--- BEGIN ---

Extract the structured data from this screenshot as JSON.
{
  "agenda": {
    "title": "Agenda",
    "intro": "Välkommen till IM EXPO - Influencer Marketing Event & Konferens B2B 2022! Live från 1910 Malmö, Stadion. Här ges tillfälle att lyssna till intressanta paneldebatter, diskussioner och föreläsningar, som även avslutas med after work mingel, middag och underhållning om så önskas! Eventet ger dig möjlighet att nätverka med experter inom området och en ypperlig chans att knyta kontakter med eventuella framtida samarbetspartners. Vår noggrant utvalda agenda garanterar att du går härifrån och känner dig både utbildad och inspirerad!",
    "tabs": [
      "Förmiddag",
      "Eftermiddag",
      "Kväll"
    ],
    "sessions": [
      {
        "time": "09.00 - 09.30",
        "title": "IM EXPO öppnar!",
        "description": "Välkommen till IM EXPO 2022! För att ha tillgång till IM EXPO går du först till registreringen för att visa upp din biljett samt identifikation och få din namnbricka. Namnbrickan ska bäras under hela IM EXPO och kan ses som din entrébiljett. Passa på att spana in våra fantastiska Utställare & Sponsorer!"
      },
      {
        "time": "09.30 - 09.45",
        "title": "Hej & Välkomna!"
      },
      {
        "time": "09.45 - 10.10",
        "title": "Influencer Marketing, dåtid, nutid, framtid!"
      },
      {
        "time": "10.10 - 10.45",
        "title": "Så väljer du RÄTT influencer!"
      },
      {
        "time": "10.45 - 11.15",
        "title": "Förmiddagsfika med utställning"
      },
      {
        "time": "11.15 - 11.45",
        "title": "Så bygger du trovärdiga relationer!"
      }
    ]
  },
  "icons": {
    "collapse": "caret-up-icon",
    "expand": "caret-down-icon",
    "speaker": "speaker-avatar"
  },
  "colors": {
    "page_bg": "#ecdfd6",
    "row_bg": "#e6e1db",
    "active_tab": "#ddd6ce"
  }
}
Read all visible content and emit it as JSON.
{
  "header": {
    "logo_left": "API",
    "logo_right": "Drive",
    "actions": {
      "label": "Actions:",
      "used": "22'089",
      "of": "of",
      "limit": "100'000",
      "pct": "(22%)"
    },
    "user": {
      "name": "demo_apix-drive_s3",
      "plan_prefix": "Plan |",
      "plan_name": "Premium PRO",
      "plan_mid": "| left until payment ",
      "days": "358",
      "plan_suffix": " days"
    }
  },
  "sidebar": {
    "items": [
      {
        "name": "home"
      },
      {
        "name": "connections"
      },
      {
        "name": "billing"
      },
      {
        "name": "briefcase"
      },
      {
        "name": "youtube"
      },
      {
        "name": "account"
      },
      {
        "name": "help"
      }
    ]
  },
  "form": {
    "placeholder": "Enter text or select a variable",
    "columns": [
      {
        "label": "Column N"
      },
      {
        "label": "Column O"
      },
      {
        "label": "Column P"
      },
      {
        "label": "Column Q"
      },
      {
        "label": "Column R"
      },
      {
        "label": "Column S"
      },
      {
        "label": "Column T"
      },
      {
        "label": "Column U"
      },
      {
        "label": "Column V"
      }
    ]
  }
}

--- END ---
--- BEGIN ---

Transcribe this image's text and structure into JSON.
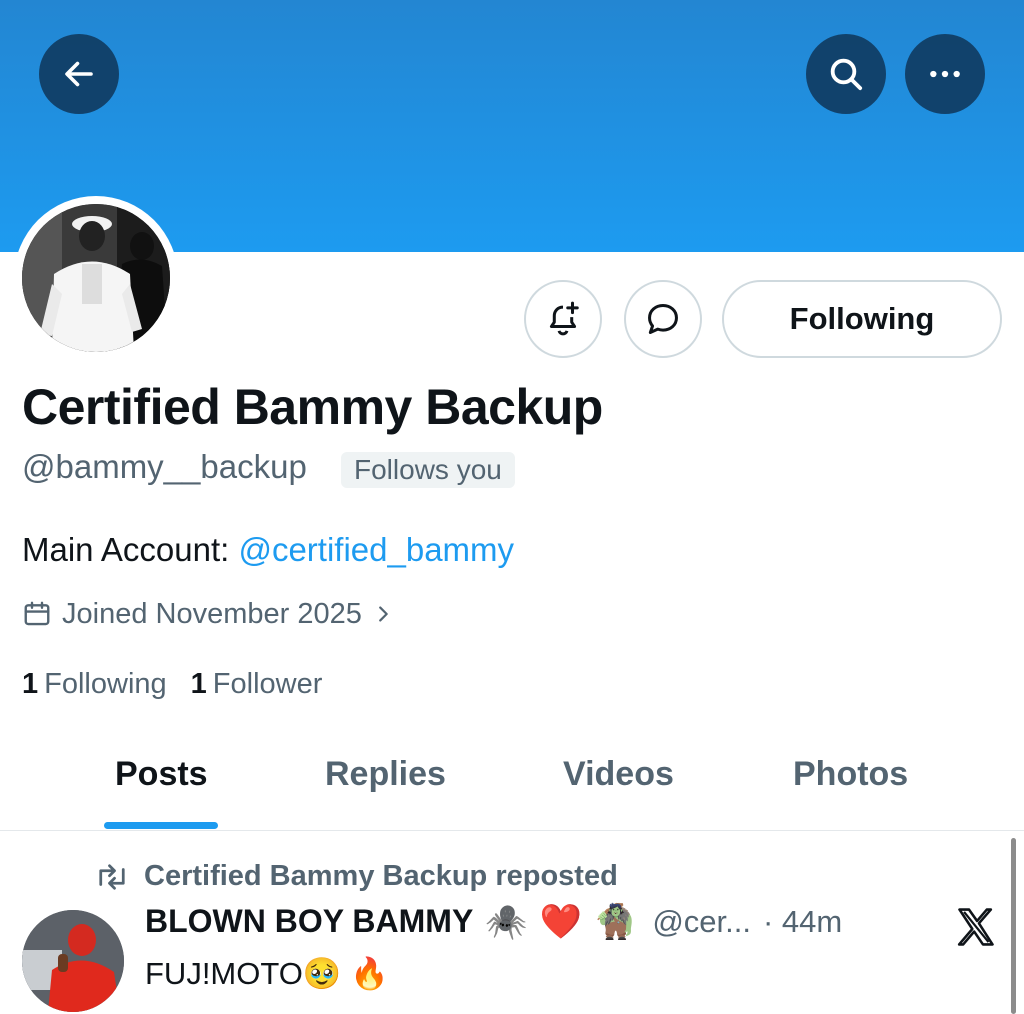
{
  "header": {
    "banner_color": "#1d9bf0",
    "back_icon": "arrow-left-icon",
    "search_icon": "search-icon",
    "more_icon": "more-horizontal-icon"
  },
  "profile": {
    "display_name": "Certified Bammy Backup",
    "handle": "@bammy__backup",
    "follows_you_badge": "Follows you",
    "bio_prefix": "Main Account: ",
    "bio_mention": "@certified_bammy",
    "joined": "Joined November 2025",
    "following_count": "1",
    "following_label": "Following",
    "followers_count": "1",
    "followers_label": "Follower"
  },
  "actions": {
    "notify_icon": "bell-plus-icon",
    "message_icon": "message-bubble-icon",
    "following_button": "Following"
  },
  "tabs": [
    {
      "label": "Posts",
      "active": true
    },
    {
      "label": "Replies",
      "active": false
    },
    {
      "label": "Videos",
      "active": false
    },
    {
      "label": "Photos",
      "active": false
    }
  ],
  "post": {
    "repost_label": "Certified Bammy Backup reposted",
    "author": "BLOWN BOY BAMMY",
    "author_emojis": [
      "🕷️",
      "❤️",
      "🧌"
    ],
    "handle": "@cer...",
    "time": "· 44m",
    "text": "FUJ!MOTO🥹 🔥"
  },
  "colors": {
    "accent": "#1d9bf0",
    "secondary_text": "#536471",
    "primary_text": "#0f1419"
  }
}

--- END ---
--- BEGIN ---

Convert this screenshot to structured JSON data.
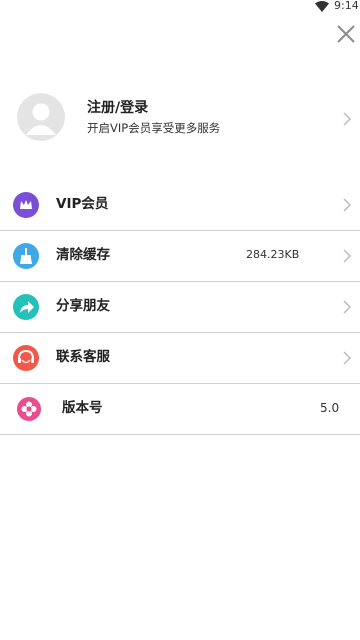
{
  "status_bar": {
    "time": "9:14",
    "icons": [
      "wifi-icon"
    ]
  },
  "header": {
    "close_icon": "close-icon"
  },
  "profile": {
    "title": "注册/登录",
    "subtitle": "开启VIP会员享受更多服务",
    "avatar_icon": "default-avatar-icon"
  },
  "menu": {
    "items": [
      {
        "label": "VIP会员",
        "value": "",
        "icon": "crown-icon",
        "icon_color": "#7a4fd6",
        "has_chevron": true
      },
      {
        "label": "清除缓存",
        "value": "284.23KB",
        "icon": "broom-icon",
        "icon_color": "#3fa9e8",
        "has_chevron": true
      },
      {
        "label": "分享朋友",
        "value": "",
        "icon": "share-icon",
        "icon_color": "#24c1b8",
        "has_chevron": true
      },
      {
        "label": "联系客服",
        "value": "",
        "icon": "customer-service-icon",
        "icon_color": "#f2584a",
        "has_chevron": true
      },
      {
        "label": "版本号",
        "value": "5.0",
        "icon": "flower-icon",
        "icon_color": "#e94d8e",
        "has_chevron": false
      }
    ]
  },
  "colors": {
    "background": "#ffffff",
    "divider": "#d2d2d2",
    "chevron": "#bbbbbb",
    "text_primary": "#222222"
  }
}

--- END ---

GOAL: Go through the material and select each line with the string "JSON" in it.

TASK SOLUTION:
Extract the structured data from this screenshot as JSON.
Read all visible content and emit it as JSON.
Transcribe this image's text and structure into JSON.
Convert this screenshot to structured JSON data.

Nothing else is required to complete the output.